━━━ Textauszug

Vuckovic ist zurückgekommen, auch wenn es ein langer und beschwerlicher Weg war. Als er ein halbes Jahr nach seiner Viruserkrankung zum ersten Mal wieder 1.000 Meter gerannt ist, benötigte er dafür vier Minuten – und das Hez schlug ihm anschließend bis zum Hals. Als er weitere sechs Monate später das erste Mal wieder bei einem Wettkampf an den Start ging, brach er das Rennen schon auf dem Rad ab, weil erneut der Puls so raste, dass ihm angst wurde; vom Training kannte der Reutlinger das bisweilen schon. „Auf die Dauer geht man daran physisch fast kaputt, weil man Schiss hat, dass da mit dem Körper immer noch etwas nicht stimmt“, erinnert er sich.

Stephan Vuckovic ist nicht daran kaputtgegangen, so wenig, wie er bei den Menschen in der Zwischenzeit in Vergessenheit geraten ist. Zwar fehlten große Siege und Triumphe, mit denen sich ein Sportler normalerweise in der öffentlichen Erinnerung hält und in den Schlagzeilen der Zeitungssportteile, dafür aber gab es nun die heimtückische Viruserkrankung – und sein Kampf gegen sie. Vuckovic inszenierte sich in dieser Zeit geschickt als öffentlicher Patient – zusammen mit dem Tänzchen von Sydney reichte das aus, um im Gespräch zu bleiben – und im Gedächtnis der Menschen.

Zumal die vier Jahre demnächst ja um sind und somit das, was man eine Olympiade nennt. Athen steht an, die nächsten Spiele, und es trifft sich nicht schlecht, dass der 31-Jährige sich endlich wieder bereit fühlt zu großen Taten. „Mir geht es so gut wie in den letzten dreieinhalb Jahren nicht“, sagt Vuckovic jedenfalls, und dass dies nicht nur ein diffuses Gefühl ist, bekam er Ende März sogar wissenschaftlich bestätigt: Bei einem Lauftest waren die Werte so gut wie noch nie. Solche Dinge geben einem Leistungssportler immer Sicherheit, Vuckovic haben sie zudem den Beweis geliefert, dass er mit seinem Trainingskonzept nicht prinzipiell falsch liegt. Der 31-Jährige hat sich, zumindest was die Organisation seines Trainingsalltags angeht, weitgehend abgekapselt von seinem Verband, der Deutschen Triathlon Union (DTU), und sich am Olympiastützpunkt in Stuttgart sein autonomes Umfeld eingerichtet. Beim Laufen erhält er Unterstützung von Marathon-Bundestrainer Wolfgang Heinig, die Radtrainingspläne stellt ihm seit diesem Jahr Thomas Schediwie zusammen, der auch T-Mobile-Radprofi Steffen Wesemann trainiert. Das Schwimmen führt Vuckovic gänzlich in Eigenregie durch, ebenso wie die Verknüpfung der drei Einzeldisziplinen zu einer – Triathlon. „Ich probiere da ziemlich viel aus, schon um zu sehen, welche Belastungen ich am besten vertrage“, sagt Vuckovic. Als Einzelgänger ist es ihm bei Bedarf besser möglich, das Pensum auch mal kurzfristig umzustellen, als im Verbund einer Trainingsgruppe. Das empfindet Vuckovic als wichtig für sich und sein sportliches Tun, schon wegen seiner Krankenakte. „Ich höre viel mehr in meinen Körper rein als früher“, sagt er. Zwar ist man in der DTU prinzipiell darum bemüht, die Topathleten am Olympiastützpunkt in Saarbrücken versammelt und unter Trainingsaufsicht zu haben, beim Olympiazweiten machen aber sowohl Bundestrainer Ralf Ebli als auch Verbandspräsident Klaus Müller-Ott eine Ausnahme. „Die wissen, dass ich in Athen gewinnen kann – wenn sie mich so machen lassen, wie ich es derzeit mache“, sagt Vuckovic.

━━━━━━
━━━ Angezeigte Einträge

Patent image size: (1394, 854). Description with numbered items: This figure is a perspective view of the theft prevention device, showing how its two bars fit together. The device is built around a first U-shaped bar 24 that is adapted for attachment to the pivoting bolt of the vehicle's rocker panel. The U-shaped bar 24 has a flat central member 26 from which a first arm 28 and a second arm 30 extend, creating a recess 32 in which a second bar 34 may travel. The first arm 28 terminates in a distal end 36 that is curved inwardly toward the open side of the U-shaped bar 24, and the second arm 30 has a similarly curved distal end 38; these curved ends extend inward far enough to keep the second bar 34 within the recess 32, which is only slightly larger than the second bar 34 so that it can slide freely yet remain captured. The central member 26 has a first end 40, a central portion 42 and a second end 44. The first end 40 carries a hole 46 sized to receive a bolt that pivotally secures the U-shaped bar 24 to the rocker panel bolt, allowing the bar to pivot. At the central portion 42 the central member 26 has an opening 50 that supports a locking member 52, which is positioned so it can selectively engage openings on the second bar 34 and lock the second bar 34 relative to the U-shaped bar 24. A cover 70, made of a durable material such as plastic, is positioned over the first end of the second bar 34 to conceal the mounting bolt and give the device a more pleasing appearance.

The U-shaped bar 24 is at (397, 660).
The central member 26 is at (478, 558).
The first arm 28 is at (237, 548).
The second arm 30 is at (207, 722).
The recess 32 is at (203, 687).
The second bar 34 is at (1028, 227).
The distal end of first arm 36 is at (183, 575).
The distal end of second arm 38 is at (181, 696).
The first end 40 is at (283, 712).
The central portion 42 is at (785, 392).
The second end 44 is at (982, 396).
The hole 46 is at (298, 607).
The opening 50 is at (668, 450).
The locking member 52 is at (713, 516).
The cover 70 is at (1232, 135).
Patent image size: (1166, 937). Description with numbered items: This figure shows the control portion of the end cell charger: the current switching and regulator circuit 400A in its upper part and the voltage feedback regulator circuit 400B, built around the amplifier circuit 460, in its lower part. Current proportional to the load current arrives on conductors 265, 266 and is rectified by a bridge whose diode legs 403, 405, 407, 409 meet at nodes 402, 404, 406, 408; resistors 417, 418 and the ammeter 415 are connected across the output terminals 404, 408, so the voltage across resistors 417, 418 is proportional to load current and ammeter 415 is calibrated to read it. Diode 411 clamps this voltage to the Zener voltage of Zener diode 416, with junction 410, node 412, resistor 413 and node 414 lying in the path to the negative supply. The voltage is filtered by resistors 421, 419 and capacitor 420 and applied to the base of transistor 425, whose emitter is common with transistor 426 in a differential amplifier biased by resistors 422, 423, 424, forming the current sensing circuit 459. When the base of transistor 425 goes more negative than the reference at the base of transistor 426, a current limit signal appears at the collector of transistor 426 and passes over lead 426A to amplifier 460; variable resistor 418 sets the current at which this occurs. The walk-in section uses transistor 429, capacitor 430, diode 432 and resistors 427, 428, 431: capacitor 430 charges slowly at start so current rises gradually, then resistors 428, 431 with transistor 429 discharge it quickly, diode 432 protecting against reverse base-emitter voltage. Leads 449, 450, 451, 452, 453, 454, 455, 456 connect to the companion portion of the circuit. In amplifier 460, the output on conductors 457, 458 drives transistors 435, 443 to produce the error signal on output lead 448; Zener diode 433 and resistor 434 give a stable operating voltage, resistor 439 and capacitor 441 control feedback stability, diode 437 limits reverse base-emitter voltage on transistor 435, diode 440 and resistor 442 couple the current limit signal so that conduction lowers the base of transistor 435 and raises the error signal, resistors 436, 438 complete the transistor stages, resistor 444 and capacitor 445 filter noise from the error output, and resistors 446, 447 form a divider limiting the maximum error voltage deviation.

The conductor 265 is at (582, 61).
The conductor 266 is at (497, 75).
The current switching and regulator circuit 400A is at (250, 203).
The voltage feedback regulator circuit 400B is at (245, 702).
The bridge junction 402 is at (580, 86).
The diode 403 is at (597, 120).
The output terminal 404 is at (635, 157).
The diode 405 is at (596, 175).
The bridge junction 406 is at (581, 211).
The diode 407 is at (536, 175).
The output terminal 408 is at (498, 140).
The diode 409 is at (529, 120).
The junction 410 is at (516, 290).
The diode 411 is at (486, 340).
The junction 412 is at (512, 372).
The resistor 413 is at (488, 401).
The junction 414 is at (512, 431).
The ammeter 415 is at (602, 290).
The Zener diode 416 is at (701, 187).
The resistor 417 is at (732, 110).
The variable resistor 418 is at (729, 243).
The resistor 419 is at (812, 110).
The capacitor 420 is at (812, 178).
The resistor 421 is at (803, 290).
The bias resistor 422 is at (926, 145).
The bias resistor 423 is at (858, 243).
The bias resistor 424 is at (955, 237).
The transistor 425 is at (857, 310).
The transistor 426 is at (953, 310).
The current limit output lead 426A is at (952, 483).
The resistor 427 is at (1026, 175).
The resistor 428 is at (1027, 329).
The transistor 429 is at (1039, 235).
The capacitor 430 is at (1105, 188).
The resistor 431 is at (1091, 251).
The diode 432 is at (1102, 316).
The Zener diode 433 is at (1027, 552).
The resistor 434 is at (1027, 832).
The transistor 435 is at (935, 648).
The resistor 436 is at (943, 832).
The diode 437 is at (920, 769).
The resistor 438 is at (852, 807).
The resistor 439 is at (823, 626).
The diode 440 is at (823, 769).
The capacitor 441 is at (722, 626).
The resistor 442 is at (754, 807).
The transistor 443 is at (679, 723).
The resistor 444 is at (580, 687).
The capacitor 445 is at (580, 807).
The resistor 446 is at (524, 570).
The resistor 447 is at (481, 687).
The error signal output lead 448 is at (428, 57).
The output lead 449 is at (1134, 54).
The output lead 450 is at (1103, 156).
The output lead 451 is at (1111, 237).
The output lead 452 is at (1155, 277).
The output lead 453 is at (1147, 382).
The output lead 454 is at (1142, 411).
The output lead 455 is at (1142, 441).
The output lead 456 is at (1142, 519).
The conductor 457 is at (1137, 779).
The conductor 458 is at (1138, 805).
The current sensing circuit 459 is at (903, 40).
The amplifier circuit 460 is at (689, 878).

━━━━━━

*Arbeitsaufträge*.
1. Schreiben Sie aus dem Text über Stephan Vuckovic die Passage ab, die mit „Vuckovic ist zurückgekommen, auch“ beginnt und sich bis einschließlich „erinnert er sich.“ erstreckt.
2. Fassen Sie den Absatz des Textes über Stephan Vuckovic, der mit „Stephan Vuckovic ist nicht daran kaputtgegangen“ beginnt, in kürzerer Form zusammen und behalten Sie dabei seine wesentlichen Fakten bei.
3. Beantworten Sie anhand des Textes über Stephan Vuckovic die folgenden Fragen:
(a) Wie lange brauchte Vuckovic ein halbes Jahr nach seiner Viruserkrankung für 1.000 Meter?
(b) Wo hat er sich sein autonomes Trainingsumfeld eingerichtet?
(c) Wer stellt ihm seit diesem Jahr die Radtrainingspläne zusammen?

*Lösungen*.
1.
Vuckovic ist zurückgekommen, auch wenn es ein langer und beschwerlicher Weg war. Als er ein halbes Jahr nach seiner Viruserkrankung zum ersten Mal wieder 1.000 Meter gerannt ist, benötigte er dafür vier Minuten – und das Hez schlug ihm anschließend bis zum Hals. Als er weitere sechs Monate später das erste Mal wieder bei einem Wettkampf an den Start ging, brach er das Rennen schon auf dem Rad ab, weil erneut der Puls so raste, dass ihm angst wurde; vom Training kannte der Reutlinger das bisweilen schon. „Auf die Dauer geht man daran physisch fast kaputt, weil man Schiss hat, dass da mit dem Körper immer noch etwas nicht stimmt“, erinnert er sich.

2. Stephan Vuckovic ist an den Belastungen nicht zerbrochen und bei den Menschen auch nicht in Vergessenheit geraten. Große Siege blieben zwar aus. Stattdessen sorgten seine heimtückische Viruserkrankung und sein Kampf dagegen für Aufmerksamkeit. Er inszenierte sich geschickt als öffentlicher Patient. Zusammen mit dem Tänzchen von Sydney genügte das, um im Gespräch und im Gedächtnis der Menschen zu bleiben.

3.
(a) Er brauchte vier Minuten.
(b) Er hat es sich am Olympiastützpunkt in Stuttgart eingerichtet.
(c) Thomas Schediwie stellt sie ihm zusammen.